+++ INPUT MATERIAL +++

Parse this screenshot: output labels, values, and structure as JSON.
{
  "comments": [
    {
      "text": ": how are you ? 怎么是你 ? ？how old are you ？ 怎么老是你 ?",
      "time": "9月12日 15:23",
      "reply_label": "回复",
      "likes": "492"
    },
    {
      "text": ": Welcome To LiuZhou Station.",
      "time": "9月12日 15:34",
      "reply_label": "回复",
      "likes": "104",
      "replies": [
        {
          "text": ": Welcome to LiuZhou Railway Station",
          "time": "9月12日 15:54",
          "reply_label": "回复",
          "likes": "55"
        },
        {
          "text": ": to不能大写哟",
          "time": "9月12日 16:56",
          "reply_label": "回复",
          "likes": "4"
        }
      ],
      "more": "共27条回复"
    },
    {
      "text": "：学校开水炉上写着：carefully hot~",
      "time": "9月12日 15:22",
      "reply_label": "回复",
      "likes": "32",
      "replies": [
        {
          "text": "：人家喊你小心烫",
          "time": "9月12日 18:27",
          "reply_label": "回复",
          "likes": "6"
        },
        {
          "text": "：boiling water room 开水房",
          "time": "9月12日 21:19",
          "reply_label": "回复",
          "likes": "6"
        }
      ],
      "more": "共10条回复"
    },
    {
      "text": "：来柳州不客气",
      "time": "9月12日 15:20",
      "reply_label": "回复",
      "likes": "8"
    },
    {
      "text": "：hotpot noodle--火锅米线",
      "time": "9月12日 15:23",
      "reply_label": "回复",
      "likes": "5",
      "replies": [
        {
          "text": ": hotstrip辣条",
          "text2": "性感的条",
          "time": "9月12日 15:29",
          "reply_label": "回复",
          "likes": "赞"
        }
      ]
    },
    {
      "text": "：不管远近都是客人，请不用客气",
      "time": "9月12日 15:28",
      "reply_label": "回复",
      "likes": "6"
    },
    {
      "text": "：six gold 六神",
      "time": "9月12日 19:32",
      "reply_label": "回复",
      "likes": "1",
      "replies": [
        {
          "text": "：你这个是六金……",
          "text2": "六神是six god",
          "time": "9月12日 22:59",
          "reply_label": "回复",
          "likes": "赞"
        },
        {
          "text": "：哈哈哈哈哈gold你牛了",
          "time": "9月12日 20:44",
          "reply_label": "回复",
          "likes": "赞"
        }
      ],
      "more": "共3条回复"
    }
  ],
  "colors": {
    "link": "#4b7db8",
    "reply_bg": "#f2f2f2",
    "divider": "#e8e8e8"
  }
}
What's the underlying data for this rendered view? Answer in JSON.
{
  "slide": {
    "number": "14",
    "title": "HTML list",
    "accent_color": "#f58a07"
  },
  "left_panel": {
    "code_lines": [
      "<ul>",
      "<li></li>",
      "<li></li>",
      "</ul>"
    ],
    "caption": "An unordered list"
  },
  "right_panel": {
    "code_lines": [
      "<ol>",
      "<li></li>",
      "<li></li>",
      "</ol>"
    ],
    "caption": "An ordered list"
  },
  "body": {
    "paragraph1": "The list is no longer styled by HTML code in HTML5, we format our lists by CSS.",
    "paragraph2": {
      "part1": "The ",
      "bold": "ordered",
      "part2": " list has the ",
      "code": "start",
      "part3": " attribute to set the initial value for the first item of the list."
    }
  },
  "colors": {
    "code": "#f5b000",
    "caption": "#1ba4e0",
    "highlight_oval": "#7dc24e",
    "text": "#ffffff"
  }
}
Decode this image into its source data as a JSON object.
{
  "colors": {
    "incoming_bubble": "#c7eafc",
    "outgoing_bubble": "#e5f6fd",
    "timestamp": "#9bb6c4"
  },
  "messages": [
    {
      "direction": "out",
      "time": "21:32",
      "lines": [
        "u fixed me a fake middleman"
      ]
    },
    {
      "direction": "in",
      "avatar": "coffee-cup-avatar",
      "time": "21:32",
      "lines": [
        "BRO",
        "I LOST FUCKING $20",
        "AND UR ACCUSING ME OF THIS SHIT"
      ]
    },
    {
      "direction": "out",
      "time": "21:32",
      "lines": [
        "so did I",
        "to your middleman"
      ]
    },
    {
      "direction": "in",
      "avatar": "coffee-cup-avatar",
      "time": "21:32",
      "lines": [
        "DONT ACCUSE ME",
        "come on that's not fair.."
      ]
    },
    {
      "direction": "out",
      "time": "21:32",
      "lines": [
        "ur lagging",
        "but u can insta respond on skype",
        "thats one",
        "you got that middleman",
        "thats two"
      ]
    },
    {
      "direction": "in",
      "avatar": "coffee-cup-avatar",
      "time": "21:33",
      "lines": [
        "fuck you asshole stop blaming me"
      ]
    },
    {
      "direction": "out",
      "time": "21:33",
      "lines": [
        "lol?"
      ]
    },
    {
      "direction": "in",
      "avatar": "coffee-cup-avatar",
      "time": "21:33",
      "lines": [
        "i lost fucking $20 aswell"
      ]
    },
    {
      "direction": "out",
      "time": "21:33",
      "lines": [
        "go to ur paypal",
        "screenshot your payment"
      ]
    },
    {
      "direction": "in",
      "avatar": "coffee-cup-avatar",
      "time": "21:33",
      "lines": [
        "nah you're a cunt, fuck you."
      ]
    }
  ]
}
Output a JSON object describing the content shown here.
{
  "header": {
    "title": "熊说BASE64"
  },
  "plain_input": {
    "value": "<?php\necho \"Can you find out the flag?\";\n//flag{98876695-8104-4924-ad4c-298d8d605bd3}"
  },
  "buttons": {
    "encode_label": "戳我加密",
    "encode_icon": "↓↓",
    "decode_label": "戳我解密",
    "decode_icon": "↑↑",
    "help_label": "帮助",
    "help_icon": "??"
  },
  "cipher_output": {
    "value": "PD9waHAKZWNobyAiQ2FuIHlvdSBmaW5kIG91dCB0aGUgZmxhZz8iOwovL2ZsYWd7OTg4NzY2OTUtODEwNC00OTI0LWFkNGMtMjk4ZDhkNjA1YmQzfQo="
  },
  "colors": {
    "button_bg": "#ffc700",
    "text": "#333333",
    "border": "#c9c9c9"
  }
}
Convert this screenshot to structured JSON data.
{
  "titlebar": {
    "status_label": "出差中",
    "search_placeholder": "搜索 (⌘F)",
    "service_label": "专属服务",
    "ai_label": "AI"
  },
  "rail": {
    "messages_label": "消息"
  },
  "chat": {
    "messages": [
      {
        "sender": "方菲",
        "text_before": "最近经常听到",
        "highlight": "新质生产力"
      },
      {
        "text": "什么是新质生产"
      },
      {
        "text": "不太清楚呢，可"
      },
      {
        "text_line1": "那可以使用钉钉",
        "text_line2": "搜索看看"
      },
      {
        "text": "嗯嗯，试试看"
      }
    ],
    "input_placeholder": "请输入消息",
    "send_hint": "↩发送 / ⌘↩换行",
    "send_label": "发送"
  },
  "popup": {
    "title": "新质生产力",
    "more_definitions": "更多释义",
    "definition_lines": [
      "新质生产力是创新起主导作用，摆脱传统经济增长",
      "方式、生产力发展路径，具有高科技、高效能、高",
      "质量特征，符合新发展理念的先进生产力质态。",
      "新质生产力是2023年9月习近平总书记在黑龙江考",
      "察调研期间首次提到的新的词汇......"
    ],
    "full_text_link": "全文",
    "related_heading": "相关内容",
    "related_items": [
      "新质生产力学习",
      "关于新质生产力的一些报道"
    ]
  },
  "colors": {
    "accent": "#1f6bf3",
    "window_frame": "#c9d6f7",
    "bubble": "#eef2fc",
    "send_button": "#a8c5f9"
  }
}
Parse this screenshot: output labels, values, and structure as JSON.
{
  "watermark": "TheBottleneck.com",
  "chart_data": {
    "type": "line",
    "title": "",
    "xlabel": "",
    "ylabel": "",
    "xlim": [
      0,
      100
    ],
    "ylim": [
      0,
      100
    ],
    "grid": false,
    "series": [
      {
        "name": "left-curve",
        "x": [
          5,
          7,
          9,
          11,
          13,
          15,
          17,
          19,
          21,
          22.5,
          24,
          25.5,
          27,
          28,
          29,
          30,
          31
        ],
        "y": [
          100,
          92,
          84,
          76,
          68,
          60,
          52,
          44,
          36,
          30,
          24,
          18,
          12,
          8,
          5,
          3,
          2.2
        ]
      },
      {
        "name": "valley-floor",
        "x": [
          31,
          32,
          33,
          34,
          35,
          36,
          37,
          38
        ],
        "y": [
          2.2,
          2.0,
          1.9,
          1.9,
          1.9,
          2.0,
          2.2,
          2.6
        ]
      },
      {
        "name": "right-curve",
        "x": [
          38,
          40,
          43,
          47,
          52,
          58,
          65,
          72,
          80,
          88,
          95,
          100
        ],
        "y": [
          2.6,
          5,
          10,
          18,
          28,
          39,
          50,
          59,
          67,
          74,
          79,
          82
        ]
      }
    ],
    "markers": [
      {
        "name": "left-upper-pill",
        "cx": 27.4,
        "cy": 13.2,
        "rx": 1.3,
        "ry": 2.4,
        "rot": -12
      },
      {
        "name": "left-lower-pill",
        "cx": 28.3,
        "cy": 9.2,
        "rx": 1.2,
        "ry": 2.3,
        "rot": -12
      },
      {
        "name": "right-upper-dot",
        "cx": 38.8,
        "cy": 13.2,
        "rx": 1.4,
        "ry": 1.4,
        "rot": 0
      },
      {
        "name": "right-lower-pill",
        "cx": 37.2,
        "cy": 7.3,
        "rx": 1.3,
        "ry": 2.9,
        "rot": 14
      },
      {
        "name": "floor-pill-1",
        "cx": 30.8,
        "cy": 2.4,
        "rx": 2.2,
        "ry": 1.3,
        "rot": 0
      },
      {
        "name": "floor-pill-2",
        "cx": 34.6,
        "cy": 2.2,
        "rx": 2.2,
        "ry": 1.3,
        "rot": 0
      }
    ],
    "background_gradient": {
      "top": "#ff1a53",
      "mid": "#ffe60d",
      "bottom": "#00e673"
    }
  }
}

+++

● GOAL
Return the number of lines that include the word "list", and nothing else.

● FINISHED TASK
6